## Start Data provided
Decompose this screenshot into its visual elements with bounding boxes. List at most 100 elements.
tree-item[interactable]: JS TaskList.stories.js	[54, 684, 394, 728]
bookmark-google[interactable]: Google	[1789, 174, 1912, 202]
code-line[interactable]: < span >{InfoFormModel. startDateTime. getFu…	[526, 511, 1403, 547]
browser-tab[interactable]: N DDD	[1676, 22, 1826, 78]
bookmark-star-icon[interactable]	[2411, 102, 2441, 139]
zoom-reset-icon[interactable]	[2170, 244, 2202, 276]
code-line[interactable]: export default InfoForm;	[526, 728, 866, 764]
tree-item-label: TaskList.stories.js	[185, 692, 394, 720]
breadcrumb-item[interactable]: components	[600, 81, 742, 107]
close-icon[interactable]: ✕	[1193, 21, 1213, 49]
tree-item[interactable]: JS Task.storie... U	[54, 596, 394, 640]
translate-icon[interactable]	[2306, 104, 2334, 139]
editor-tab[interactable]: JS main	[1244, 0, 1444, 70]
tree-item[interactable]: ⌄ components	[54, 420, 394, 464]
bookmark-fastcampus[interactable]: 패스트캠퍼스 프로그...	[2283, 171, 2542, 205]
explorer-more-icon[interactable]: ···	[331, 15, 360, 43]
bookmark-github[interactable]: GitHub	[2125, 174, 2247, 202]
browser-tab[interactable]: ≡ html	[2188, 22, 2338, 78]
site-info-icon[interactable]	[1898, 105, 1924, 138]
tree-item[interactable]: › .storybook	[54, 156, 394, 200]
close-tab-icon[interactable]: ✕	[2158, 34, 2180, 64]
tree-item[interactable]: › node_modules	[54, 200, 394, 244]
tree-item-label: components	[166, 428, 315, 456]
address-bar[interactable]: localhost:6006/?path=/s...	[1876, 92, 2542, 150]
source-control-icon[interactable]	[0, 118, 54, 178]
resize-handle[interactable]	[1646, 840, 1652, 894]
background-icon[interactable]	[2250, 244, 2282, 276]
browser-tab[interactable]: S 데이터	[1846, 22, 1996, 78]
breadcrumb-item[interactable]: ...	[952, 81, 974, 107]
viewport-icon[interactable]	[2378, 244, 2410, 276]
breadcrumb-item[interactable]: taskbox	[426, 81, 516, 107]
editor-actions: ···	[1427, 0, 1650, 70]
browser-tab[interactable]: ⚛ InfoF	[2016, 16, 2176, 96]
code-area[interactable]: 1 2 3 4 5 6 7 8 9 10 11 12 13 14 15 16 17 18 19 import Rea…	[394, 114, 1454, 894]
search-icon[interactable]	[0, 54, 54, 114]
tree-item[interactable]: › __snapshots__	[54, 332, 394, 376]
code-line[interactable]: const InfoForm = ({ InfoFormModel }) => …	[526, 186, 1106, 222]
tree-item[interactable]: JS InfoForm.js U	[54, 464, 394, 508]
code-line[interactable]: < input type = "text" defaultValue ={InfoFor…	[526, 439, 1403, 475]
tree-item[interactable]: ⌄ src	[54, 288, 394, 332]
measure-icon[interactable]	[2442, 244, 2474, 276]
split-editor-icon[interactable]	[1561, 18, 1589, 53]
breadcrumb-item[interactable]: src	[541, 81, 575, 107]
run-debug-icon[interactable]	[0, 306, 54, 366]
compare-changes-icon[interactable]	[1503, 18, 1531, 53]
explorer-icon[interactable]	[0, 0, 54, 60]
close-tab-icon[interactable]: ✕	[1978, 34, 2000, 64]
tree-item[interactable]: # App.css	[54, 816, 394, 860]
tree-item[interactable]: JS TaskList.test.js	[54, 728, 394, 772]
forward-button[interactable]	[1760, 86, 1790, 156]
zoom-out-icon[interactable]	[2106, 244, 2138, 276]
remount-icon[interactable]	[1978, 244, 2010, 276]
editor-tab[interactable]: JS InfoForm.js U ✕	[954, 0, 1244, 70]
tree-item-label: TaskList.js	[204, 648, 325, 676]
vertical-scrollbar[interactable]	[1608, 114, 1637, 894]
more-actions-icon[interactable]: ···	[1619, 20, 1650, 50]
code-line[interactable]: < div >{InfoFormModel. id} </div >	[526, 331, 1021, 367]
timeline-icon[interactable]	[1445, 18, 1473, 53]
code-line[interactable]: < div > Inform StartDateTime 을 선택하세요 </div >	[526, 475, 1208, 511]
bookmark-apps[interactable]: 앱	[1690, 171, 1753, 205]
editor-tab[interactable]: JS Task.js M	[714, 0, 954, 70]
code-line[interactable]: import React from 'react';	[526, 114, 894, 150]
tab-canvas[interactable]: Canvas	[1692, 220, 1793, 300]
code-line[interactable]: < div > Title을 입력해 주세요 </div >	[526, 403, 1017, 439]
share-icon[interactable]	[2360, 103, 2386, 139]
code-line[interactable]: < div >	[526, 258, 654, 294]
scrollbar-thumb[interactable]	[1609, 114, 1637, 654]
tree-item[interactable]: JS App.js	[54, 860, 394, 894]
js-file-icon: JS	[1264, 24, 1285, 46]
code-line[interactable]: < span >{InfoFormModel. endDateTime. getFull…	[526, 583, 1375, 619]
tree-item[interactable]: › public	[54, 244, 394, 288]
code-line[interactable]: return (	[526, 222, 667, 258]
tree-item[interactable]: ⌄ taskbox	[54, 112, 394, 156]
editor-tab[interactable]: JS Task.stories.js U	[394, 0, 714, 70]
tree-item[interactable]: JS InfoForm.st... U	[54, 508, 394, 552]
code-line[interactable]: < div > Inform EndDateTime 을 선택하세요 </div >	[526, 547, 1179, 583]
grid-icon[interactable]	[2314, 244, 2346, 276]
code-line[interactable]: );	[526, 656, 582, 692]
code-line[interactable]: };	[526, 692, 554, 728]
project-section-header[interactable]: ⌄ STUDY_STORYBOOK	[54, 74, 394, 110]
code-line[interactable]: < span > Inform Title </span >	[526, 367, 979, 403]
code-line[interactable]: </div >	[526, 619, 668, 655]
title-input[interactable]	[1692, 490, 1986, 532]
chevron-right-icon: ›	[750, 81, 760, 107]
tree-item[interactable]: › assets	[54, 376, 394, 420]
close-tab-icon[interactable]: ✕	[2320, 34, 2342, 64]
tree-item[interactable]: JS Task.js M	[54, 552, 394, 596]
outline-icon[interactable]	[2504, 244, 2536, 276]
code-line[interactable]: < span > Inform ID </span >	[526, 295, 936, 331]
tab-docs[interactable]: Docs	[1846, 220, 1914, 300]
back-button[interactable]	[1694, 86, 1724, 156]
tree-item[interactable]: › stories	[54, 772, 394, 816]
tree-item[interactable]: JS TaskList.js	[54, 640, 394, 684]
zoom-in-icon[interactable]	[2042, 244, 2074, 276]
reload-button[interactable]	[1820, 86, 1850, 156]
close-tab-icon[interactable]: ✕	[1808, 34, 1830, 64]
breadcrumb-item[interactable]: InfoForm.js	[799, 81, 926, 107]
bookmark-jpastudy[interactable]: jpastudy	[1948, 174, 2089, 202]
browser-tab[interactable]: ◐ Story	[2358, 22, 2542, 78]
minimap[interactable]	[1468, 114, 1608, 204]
## End Data provided
## Exercise instructions
Filter the listing above to only the lines that contain the string "button". Matching is case-sensitive.

## Output
forward-button[interactable]	[1760, 86, 1790, 156]
back-button[interactable]	[1694, 86, 1724, 156]
reload-button[interactable]	[1820, 86, 1850, 156]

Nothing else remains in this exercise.